§ **Task brief**:
Below are records to repeat exactly. Omit the pictures from the copy.

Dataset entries
---*---

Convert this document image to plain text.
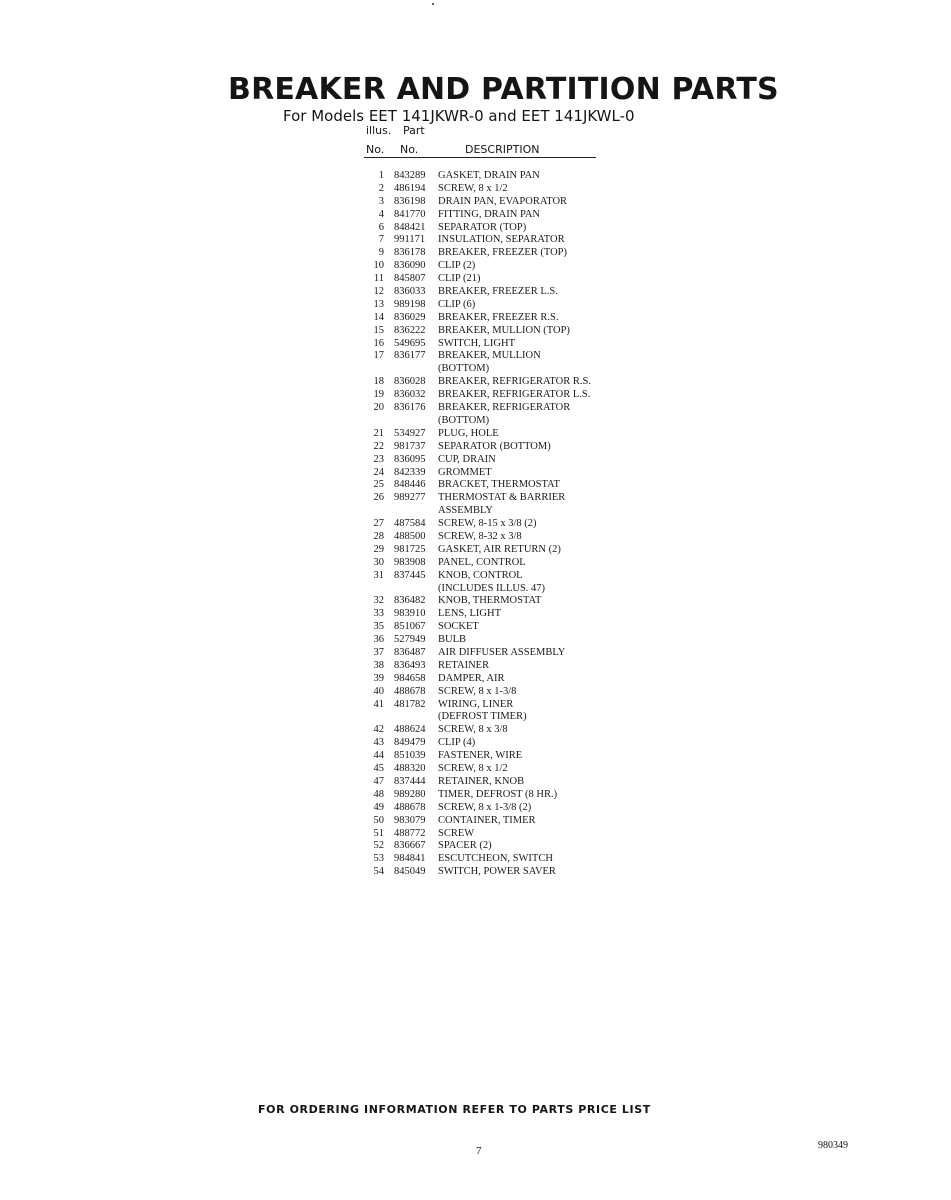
BREAKER AND PARTITION PARTS
For Models EET 141JKWR-0 and EET 141JKWL-0
illus. Part
No. No.	DESCRIPTION
1 843289	GASKET, DRAIN PAN
2 486194	SCREW, 8 x 1/2
3 836198	DRAIN PAN, EVAPORATOR
4 841770	FITTING, DRAIN PAN
6 848421	SEPARATOR (TOP)
7 991171	INSULATION, SEPARATOR
9 836178	BREAKER, FREEZER (TOP)
10 836090	CLIP (2)
11 845807	CLIP (21)
12 836033	BREAKER, FREEZER L.S.
13 989198	CLIP (6)
14 836029	BREAKER, FREEZER R.S.
15 836222	BREAKER, MULLION (TOP)
16 549695	SWITCH, LIGHT
17 836177	BREAKER, MULLION
(BOTTOM)
18 836028	BREAKER, REFRIGERATOR R.S.
19 836032	BREAKER, REFRIGERATOR L.S.
20 836176	BREAKER, REFRIGERATOR
(BOTTOM)
21 534927	PLUG, HOLE
22 981737	SEPARATOR (BOTTOM)
23 836095	CUP, DRAIN
24 842339	GROMMET
25 848446	BRACKET, THERMOSTAT
26 989277	THERMOSTAT & BARRIER
ASSEMBLY
27 487584	SCREW, 8-15 x 3/8 (2)
28 488500	SCREW, 8-32 x 3/8
29 981725	GASKET, AIR RETURN (2)
30 983908	PANEL, CONTROL
31 837445	KNOB, CONTROL
(INCLUDES ILLUS. 47)
32 836482	KNOB, THERMOSTAT
33 983910	LENS, LIGHT
35 851067	SOCKET
36 527949	BULB
37 836487	AIR DIFFUSER ASSEMBLY
38 836493	RETAINER
39 984658	DAMPER, AIR
40 488678	SCREW, 8 x 1-3/8
41 481782	WIRING, LINER
(DEFROST TIMER)
42 488624	SCREW, 8 x 3/8
43 849479	CLIP (4)
44 851039	FASTENER, WIRE
45 488320	SCREW, 8 x 1/2
47 837444	RETAINER, KNOB
48 989280	TIMER, DEFROST (8 HR.)
49 488678	SCREW, 8 x 1-3/8 (2)
50 983079	CONTAINER, TIMER
51 488772	SCREW
52 836667	SPACER (2)
53 984841	ESCUTCHEON, SWITCH
54 845049	SWITCH, POWER SAVER
FOR ORDERING INFORMATION REFER TO PARTS PRICE LIST
7	980349
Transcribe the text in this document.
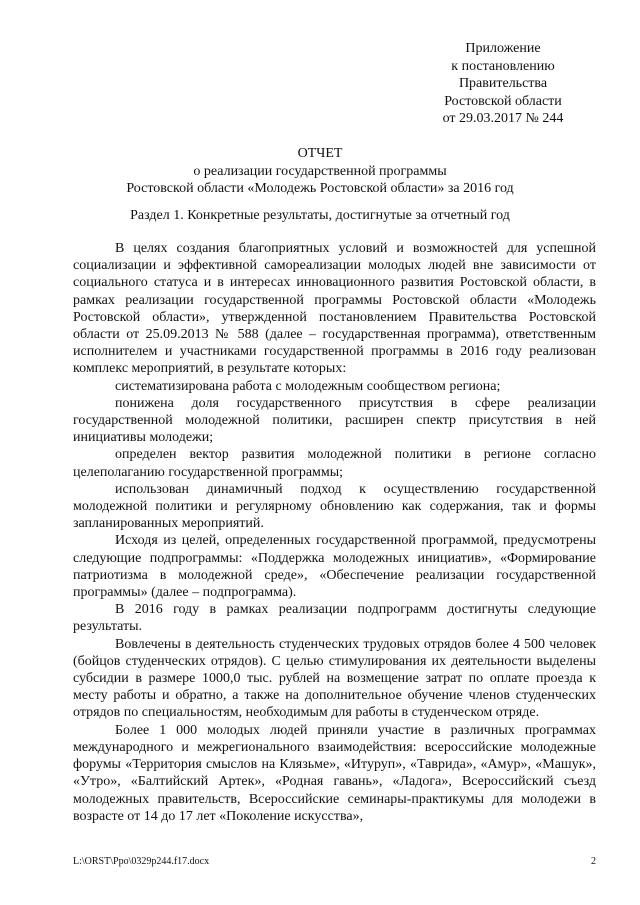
Приложение
к постановлению
Правительства
Ростовской области
от 29.03.2017 № 244
ОТЧЕТ
о реализации государственной программы
Ростовской области «Молодежь Ростовской области» за 2016 год
Раздел 1. Конкретные результаты, достигнутые за отчетный год

В целях создания благоприятных условий и возможностей для успешной социализации и эффективной самореализации молодых людей вне зависимости от социального статуса и в интересах инновационного развития Ростовской области, в рамках реализации государственной программы Ростовской области «Молодежь Ростовской области», утвержденной постановлением Правительства Ростовской области от 25.09.2013 № 588 (далее – государственная программа), ответственным исполнителем и участниками государственной программы в 2016 году реализован комплекс мероприятий, в результате которых:

систематизирована работа с молодежным сообществом региона;

понижена доля государственного присутствия в сфере реализации государственной молодежной политики, расширен спектр присутствия в ней инициативы молодежи;

определен вектор развития молодежной политики в регионе согласно целеполаганию государственной программы;

использован динамичный подход к осуществлению государственной молодежной политики и регулярному обновлению как содержания, так и формы запланированных мероприятий.

Исходя из целей, определенных государственной программой, предусмотрены следующие подпрограммы: «Поддержка молодежных инициатив», «Формирование патриотизма в молодежной среде», «Обеспечение реализации государственной программы» (далее – подпрограмма).

В 2016 году в рамках реализации подпрограмм достигнуты следующие результаты.

Вовлечены в деятельность студенческих трудовых отрядов более 4 500 человек (бойцов студенческих отрядов). С целью стимулирования их деятельности выделены субсидии в размере 1000,0 тыс. рублей на возмещение затрат по оплате проезда к месту работы и обратно, а также на дополнительное обучение членов студенческих отрядов по специальностям, необходимым для работы в студенческом отряде.

Более 1 000 молодых людей приняли участие в различных программах международного и межрегионального взаимодействия: всероссийские молодежные форумы «Территория смыслов на Клязьме», «Итуруп», «Таврида», «Амур», «Машук», «Утро», «Балтийский Артек», «Родная гавань», «Ладога», Всероссийский съезд молодежных правительств, Всероссийские семинары-практикумы для молодежи в возрасте от 14 до 17 лет «Поколение искусства»,

L:\ORST\Ppo\0329p244.f17.docx	2
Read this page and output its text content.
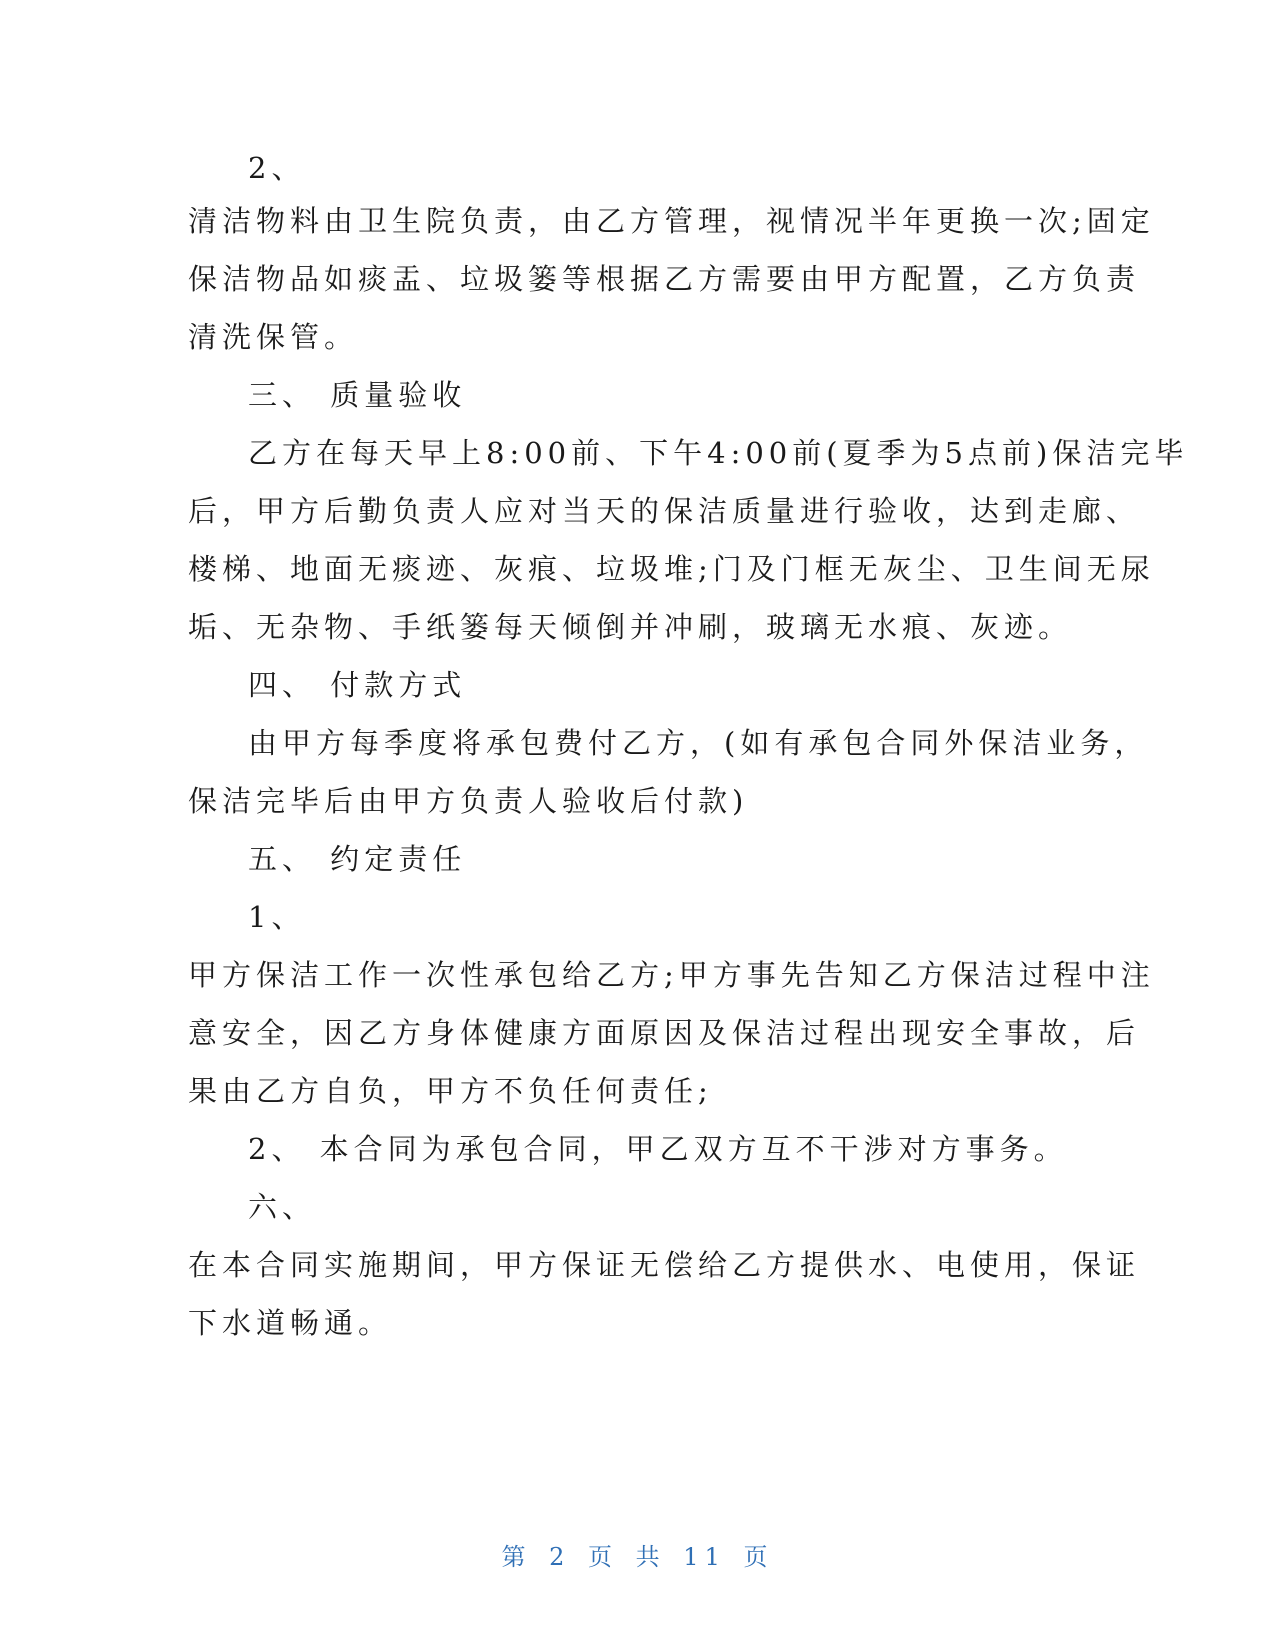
2、
清洁物料由卫生院负责，由乙方管理，视情况半年更换一次;固定
保洁物品如痰盂、垃圾篓等根据乙方需要由甲方配置，乙方负责
清洗保管。
三、 质量验收
乙方在每天早上8:00前、下午4:00前(夏季为5点前)保洁完毕
后，甲方后勤负责人应对当天的保洁质量进行验收，达到走廊、
楼梯、地面无痰迹、灰痕、垃圾堆;门及门框无灰尘、卫生间无尿
垢、无杂物、手纸篓每天倾倒并冲刷，玻璃无水痕、灰迹。
四、 付款方式
由甲方每季度将承包费付乙方，(如有承包合同外保洁业务，
保洁完毕后由甲方负责人验收后付款)
五、 约定责任
1、
甲方保洁工作一次性承包给乙方;甲方事先告知乙方保洁过程中注
意安全，因乙方身体健康方面原因及保洁过程出现安全事故，后
果由乙方自负，甲方不负任何责任;
2、 本合同为承包合同，甲乙双方互不干涉对方事务。
六、
在本合同实施期间，甲方保证无偿给乙方提供水、电使用，保证
下水道畅通。
第 2 页 共 11 页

---*---

§ **Written solution**:
Convert this document image to plain text.
BREAKER AND PARTITION PARTS
For Models EET 141JKWR-0 and EET 141JKWL-0
illus. Part
No. No.	DESCRIPTION
1 843289	GASKET, DRAIN PAN
2 486194	SCREW, 8 x 1/2
3 836198	DRAIN PAN, EVAPORATOR
4 841770	FITTING, DRAIN PAN
6 848421	SEPARATOR (TOP)
7 991171	INSULATION, SEPARATOR
9 836178	BREAKER, FREEZER (TOP)
10 836090	CLIP (2)
11 845807	CLIP (21)
12 836033	BREAKER, FREEZER L.S.
13 989198	CLIP (6)
14 836029	BREAKER, FREEZER R.S.
15 836222	BREAKER, MULLION (TOP)
16 549695	SWITCH, LIGHT
17 836177	BREAKER, MULLION
(BOTTOM)
18 836028	BREAKER, REFRIGERATOR R.S.
19 836032	BREAKER, REFRIGERATOR L.S.
20 836176	BREAKER, REFRIGERATOR
(BOTTOM)
21 534927	PLUG, HOLE
22 981737	SEPARATOR (BOTTOM)
23 836095	CUP, DRAIN
24 842339	GROMMET
25 848446	BRACKET, THERMOSTAT
26 989277	THERMOSTAT & BARRIER
ASSEMBLY
27 487584	SCREW, 8-15 x 3/8 (2)
28 488500	SCREW, 8-32 x 3/8
29 981725	GASKET, AIR RETURN (2)
30 983908	PANEL, CONTROL
31 837445	KNOB, CONTROL
(INCLUDES ILLUS. 47)
32 836482	KNOB, THERMOSTAT
33 983910	LENS, LIGHT
35 851067	SOCKET
36 527949	BULB
37 836487	AIR DIFFUSER ASSEMBLY
38 836493	RETAINER
39 984658	DAMPER, AIR
40 488678	SCREW, 8 x 1-3/8
41 481782	WIRING, LINER
(DEFROST TIMER)
42 488624	SCREW, 8 x 3/8
43 849479	CLIP (4)
44 851039	FASTENER, WIRE
45 488320	SCREW, 8 x 1/2
47 837444	RETAINER, KNOB
48 989280	TIMER, DEFROST (8 HR.)
49 488678	SCREW, 8 x 1-3/8 (2)
50 983079	CONTAINER, TIMER
51 488772	SCREW
52 836667	SPACER (2)
53 984841	ESCUTCHEON, SWITCH
54 845049	SWITCH, POWER SAVER
FOR ORDERING INFORMATION REFER TO PARTS PRICE LIST
7	980349
Transcribe the text in this document.
Приложение
к постановлению
Правительства
Ростовской области
от 29.03.2017 № 244
ОТЧЕТ
о реализации государственной программы
Ростовской области «Молодежь Ростовской области» за 2016 год
Раздел 1. Конкретные результаты, достигнутые за отчетный год

В целях создания благоприятных условий и возможностей для успешной социализации и эффективной самореализации молодых людей вне зависимости от социального статуса и в интересах инновационного развития Ростовской области, в рамках реализации государственной программы Ростовской области «Молодежь Ростовской области», утвержденной постановлением Правительства Ростовской области от 25.09.2013 № 588 (далее – государственная программа), ответственным исполнителем и участниками государственной программы в 2016 году реализован комплекс мероприятий, в результате которых:

систематизирована работа с молодежным сообществом региона;

понижена доля государственного присутствия в сфере реализации государственной молодежной политики, расширен спектр присутствия в ней инициативы молодежи;

определен вектор развития молодежной политики в регионе согласно целеполаганию государственной программы;

использован динамичный подход к осуществлению государственной молодежной политики и регулярному обновлению как содержания, так и формы запланированных мероприятий.

Исходя из целей, определенных государственной программой, предусмотрены следующие подпрограммы: «Поддержка молодежных инициатив», «Формирование патриотизма в молодежной среде», «Обеспечение реализации государственной программы» (далее – подпрограмма).

В 2016 году в рамках реализации подпрограмм достигнуты следующие результаты.

Вовлечены в деятельность студенческих трудовых отрядов более 4 500 человек (бойцов студенческих отрядов). С целью стимулирования их деятельности выделены субсидии в размере 1000,0 тыс. рублей на возмещение затрат по оплате проезда к месту работы и обратно, а также на дополнительное обучение членов студенческих отрядов по специальностям, необходимым для работы в студенческом отряде.

Более 1 000 молодых людей приняли участие в различных программах международного и межрегионального взаимодействия: всероссийские молодежные форумы «Территория смыслов на Клязьме», «Итуруп», «Таврида», «Амур», «Машук», «Утро», «Балтийский Артек», «Родная гавань», «Ладога», Всероссийский съезд молодежных правительств, Всероссийские семинары-практикумы для молодежи в возрасте от 14 до 17 лет «Поколение искусства»,

L:\ORST\Ppo\0329p244.f17.docx	2
Read this page and output its text content.
2、
清洁物料由卫生院负责，由乙方管理，视情况半年更换一次;固定
保洁物品如痰盂、垃圾篓等根据乙方需要由甲方配置，乙方负责
清洗保管。
三、 质量验收
乙方在每天早上8:00前、下午4:00前(夏季为5点前)保洁完毕
后，甲方后勤负责人应对当天的保洁质量进行验收，达到走廊、
楼梯、地面无痰迹、灰痕、垃圾堆;门及门框无灰尘、卫生间无尿
垢、无杂物、手纸篓每天倾倒并冲刷，玻璃无水痕、灰迹。
四、 付款方式
由甲方每季度将承包费付乙方，(如有承包合同外保洁业务，
保洁完毕后由甲方负责人验收后付款)
五、 约定责任
1、
甲方保洁工作一次性承包给乙方;甲方事先告知乙方保洁过程中注
意安全，因乙方身体健康方面原因及保洁过程出现安全事故，后
果由乙方自负，甲方不负任何责任;
2、 本合同为承包合同，甲乙双方互不干涉对方事务。
六、
在本合同实施期间，甲方保证无偿给乙方提供水、电使用，保证
下水道畅通。
第 2 页 共 11 页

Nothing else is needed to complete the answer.